### Problem statement
Scan the entries below for the word "discounted". Copy each line that has it.

### Exercise materials
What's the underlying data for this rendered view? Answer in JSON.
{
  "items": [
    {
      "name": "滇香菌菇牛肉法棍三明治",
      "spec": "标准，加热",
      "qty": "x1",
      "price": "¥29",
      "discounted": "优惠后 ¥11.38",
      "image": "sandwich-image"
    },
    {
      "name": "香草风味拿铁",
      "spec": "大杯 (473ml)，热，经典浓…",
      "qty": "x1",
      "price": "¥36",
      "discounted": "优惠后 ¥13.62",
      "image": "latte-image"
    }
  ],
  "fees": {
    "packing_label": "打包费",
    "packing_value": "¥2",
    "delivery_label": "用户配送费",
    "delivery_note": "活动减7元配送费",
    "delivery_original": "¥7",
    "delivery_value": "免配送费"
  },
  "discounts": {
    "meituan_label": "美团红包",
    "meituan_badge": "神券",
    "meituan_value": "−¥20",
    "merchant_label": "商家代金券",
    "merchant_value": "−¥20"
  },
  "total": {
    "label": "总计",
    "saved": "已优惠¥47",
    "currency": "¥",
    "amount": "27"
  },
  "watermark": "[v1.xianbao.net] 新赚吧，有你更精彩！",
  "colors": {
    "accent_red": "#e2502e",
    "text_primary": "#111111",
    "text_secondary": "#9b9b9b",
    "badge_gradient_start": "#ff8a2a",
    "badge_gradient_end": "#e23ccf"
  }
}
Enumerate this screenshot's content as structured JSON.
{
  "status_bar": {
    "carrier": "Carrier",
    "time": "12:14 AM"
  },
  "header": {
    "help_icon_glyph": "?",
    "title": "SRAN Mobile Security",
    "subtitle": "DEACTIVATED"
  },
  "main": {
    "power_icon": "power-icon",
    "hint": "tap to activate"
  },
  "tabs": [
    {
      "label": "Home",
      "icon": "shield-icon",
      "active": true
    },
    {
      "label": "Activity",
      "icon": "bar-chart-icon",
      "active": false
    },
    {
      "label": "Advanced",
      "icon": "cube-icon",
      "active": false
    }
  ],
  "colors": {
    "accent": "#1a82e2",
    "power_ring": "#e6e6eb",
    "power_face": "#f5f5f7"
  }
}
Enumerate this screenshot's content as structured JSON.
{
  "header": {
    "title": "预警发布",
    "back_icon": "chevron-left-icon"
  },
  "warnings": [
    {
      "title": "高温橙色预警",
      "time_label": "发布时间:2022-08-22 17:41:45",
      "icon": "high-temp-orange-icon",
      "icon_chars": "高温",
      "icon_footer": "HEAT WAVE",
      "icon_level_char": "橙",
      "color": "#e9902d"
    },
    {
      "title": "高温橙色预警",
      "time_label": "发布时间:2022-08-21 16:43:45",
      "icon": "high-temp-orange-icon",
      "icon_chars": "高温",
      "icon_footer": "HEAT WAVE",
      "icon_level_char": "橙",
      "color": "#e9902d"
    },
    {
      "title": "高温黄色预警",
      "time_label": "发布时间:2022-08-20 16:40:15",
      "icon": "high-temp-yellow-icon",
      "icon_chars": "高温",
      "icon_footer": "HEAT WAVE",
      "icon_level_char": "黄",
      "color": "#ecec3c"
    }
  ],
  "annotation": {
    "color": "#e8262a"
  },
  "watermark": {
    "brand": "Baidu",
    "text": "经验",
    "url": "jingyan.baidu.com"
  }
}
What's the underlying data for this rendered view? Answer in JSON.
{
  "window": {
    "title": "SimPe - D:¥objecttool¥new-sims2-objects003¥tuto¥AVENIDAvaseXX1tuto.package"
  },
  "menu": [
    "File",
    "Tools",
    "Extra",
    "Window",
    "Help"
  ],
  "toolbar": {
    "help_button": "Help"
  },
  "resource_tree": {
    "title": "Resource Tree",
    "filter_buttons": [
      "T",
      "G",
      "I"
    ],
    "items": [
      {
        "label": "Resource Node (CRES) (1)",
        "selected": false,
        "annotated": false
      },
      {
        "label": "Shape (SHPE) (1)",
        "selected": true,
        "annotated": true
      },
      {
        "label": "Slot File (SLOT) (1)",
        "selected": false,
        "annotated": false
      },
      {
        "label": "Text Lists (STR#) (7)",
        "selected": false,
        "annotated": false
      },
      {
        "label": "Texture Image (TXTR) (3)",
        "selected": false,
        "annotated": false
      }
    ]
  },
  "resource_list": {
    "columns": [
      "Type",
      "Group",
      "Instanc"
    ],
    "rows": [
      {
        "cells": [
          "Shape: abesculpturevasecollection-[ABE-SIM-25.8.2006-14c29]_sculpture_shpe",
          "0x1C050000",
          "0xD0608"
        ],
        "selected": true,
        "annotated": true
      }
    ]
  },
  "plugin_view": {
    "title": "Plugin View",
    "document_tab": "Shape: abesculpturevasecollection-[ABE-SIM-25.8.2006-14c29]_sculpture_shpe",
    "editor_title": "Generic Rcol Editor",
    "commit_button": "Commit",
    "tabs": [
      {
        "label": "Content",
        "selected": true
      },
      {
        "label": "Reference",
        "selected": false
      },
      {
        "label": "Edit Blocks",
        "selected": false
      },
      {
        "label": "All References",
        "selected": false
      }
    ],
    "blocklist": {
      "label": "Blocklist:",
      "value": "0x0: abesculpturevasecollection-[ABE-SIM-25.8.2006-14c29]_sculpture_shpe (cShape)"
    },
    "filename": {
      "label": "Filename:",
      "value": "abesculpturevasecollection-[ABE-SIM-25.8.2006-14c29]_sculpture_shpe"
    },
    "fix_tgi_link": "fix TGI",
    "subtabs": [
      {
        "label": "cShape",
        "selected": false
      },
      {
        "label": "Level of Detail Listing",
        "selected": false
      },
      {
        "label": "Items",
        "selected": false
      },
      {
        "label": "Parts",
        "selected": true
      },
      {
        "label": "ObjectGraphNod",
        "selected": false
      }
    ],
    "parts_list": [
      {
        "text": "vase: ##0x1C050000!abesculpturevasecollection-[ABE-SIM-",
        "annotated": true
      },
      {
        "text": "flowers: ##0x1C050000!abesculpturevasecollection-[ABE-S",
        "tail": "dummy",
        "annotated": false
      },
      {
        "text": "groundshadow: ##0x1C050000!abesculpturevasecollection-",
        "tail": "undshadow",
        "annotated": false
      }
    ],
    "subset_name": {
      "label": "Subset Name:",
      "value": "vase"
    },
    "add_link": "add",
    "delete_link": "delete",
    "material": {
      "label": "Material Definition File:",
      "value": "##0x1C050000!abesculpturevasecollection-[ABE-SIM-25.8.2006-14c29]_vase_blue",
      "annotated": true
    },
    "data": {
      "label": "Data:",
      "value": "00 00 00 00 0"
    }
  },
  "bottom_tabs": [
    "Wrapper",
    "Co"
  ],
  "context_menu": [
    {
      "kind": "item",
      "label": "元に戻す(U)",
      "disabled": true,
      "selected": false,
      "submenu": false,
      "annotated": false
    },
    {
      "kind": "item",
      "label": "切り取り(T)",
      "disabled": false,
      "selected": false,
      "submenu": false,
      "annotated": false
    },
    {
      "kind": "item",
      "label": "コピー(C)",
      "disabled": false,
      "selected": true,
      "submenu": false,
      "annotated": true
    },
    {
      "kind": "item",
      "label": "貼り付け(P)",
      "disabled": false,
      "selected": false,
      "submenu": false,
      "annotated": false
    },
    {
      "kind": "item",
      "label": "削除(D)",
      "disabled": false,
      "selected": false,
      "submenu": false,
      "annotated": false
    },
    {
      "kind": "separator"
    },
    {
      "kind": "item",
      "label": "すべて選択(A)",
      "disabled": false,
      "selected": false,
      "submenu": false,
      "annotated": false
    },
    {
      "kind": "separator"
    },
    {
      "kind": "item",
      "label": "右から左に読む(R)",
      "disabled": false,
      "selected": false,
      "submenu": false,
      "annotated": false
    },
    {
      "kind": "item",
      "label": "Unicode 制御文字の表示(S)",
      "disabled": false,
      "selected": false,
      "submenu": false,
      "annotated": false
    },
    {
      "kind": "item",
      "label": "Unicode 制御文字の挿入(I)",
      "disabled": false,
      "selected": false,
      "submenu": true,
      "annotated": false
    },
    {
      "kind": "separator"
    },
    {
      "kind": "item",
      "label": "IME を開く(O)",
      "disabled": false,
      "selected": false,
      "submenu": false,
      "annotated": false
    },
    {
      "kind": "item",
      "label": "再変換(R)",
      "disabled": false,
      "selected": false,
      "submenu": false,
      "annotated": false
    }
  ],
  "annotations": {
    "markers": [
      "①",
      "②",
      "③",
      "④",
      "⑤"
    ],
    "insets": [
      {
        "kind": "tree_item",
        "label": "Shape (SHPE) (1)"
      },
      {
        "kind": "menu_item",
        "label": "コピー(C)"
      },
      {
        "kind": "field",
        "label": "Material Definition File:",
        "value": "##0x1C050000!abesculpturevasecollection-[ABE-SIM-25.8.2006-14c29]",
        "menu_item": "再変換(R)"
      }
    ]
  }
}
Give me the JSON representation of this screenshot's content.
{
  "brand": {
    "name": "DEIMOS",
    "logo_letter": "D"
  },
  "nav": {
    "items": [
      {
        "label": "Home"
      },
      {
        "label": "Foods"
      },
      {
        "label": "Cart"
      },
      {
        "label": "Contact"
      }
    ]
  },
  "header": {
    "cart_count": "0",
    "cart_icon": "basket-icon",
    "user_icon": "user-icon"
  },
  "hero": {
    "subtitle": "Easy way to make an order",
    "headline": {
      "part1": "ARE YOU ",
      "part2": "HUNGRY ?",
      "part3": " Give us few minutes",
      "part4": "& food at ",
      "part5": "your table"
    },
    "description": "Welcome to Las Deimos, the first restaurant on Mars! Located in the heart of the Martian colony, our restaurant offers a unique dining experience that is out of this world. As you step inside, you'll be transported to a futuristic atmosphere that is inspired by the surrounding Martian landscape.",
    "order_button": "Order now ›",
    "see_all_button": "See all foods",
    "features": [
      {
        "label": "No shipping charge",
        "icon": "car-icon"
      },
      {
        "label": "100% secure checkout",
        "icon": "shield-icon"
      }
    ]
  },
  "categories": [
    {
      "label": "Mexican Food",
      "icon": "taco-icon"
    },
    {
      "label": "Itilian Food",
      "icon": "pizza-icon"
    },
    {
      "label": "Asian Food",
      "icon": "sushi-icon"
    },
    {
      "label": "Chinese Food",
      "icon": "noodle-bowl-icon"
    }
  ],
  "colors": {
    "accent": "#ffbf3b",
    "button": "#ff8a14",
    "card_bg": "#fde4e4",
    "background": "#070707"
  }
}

### Expected answer
      "discounted": "优惠后 ¥11.38",
      "discounted": "优惠后 ¥13.62",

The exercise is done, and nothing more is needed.